[Begin]
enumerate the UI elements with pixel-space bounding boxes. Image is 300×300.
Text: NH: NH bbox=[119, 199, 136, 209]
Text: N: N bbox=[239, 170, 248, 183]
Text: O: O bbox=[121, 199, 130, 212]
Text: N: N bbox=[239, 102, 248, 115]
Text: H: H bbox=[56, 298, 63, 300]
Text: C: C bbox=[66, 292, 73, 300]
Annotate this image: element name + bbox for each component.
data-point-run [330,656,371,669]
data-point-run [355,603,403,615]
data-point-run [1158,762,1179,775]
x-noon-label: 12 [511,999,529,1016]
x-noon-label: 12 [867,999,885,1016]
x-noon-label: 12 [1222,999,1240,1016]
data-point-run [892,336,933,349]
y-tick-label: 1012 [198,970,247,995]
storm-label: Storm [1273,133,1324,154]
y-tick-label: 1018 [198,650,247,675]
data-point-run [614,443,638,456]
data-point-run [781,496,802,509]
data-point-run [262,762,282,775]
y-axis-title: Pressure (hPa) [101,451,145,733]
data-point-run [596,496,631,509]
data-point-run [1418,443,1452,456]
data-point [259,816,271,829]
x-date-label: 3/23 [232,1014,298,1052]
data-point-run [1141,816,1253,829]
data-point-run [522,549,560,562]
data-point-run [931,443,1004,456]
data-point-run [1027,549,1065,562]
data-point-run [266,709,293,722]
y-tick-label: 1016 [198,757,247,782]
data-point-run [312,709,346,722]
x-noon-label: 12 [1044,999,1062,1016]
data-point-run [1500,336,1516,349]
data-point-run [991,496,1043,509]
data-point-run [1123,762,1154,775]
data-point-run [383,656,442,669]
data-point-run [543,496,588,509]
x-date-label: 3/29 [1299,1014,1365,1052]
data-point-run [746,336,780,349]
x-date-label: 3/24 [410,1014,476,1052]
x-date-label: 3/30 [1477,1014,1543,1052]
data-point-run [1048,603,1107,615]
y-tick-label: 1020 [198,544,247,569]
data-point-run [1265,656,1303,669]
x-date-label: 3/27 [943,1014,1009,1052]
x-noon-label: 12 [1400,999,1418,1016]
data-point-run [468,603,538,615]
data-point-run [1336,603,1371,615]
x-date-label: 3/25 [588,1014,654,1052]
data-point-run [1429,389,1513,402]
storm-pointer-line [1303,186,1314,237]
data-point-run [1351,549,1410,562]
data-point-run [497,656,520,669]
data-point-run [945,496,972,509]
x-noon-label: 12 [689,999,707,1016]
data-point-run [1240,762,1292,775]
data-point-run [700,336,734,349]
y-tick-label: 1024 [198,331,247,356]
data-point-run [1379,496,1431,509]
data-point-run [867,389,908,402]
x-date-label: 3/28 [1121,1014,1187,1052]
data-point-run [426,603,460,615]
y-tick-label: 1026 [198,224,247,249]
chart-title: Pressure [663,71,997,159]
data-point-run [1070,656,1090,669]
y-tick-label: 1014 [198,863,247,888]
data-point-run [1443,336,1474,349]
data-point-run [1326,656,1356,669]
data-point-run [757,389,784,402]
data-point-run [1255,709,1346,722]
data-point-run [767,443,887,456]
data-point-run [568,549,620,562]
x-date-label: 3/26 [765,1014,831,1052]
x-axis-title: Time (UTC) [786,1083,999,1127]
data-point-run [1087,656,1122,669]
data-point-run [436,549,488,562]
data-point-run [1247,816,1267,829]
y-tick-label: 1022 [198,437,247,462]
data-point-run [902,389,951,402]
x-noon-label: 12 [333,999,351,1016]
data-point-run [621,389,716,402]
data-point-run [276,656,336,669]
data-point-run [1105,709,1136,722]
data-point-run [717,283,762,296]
[End]
» **What you have to do**
Copy every line of the entries above word for word, keeping each character and the line order unchanged.

» **Result of the exercise**
enumerate the UI elements with pixel-space bounding boxes. Image is 300×300.
Text: NH: NH bbox=[119, 199, 136, 209]
Text: N: N bbox=[239, 170, 248, 183]
Text: O: O bbox=[121, 199, 130, 212]
Text: N: N bbox=[239, 102, 248, 115]
Text: H: H bbox=[56, 298, 63, 300]
Text: C: C bbox=[66, 292, 73, 300]
Annotate this image: element name + bbox for each component.
data-point-run [330,656,371,669]
data-point-run [355,603,403,615]
data-point-run [1158,762,1179,775]
x-noon-label: 12 [511,999,529,1016]
x-noon-label: 12 [867,999,885,1016]
x-noon-label: 12 [1222,999,1240,1016]
data-point-run [892,336,933,349]
y-tick-label: 1012 [198,970,247,995]
storm-label: Storm [1273,133,1324,154]
y-tick-label: 1018 [198,650,247,675]
data-point-run [614,443,638,456]
data-point-run [781,496,802,509]
data-point-run [262,762,282,775]
y-axis-title: Pressure (hPa) [101,451,145,733]
data-point-run [596,496,631,509]
data-point-run [1418,443,1452,456]
data-point [259,816,271,829]
x-date-label: 3/23 [232,1014,298,1052]
data-point-run [1141,816,1253,829]
data-point-run [522,549,560,562]
data-point-run [931,443,1004,456]
data-point-run [1027,549,1065,562]
data-point-run [266,709,293,722]
y-tick-label: 1016 [198,757,247,782]
data-point-run [312,709,346,722]
x-noon-label: 12 [1044,999,1062,1016]
data-point-run [1500,336,1516,349]
data-point-run [991,496,1043,509]
data-point-run [1123,762,1154,775]
data-point-run [383,656,442,669]
data-point-run [543,496,588,509]
x-date-label: 3/29 [1299,1014,1365,1052]
data-point-run [746,336,780,349]
x-date-label: 3/24 [410,1014,476,1052]
x-date-label: 3/30 [1477,1014,1543,1052]
data-point-run [1048,603,1107,615]
y-tick-label: 1020 [198,544,247,569]
data-point-run [1265,656,1303,669]
x-date-label: 3/27 [943,1014,1009,1052]
x-noon-label: 12 [1400,999,1418,1016]
data-point-run [468,603,538,615]
data-point-run [1336,603,1371,615]
x-date-label: 3/25 [588,1014,654,1052]
data-point-run [1429,389,1513,402]
storm-pointer-line [1303,186,1314,237]
data-point-run [1351,549,1410,562]
data-point-run [497,656,520,669]
data-point-run [945,496,972,509]
x-noon-label: 12 [689,999,707,1016]
data-point-run [1240,762,1292,775]
data-point-run [700,336,734,349]
y-tick-label: 1024 [198,331,247,356]
data-point-run [1379,496,1431,509]
data-point-run [867,389,908,402]
x-date-label: 3/28 [1121,1014,1187,1052]
data-point-run [426,603,460,615]
y-tick-label: 1026 [198,224,247,249]
chart-title: Pressure [663,71,997,159]
data-point-run [1070,656,1090,669]
y-tick-label: 1014 [198,863,247,888]
data-point-run [1443,336,1474,349]
data-point-run [1326,656,1356,669]
data-point-run [757,389,784,402]
data-point-run [1255,709,1346,722]
data-point-run [767,443,887,456]
data-point-run [568,549,620,562]
x-date-label: 3/26 [765,1014,831,1052]
x-axis-title: Time (UTC) [786,1083,999,1127]
data-point-run [1087,656,1122,669]
data-point-run [436,549,488,562]
data-point-run [1247,816,1267,829]
y-tick-label: 1022 [198,437,247,462]
data-point-run [902,389,951,402]
x-noon-label: 12 [333,999,351,1016]
data-point-run [621,389,716,402]
data-point-run [276,656,336,669]
data-point-run [1105,709,1136,722]
data-point-run [717,283,762,296]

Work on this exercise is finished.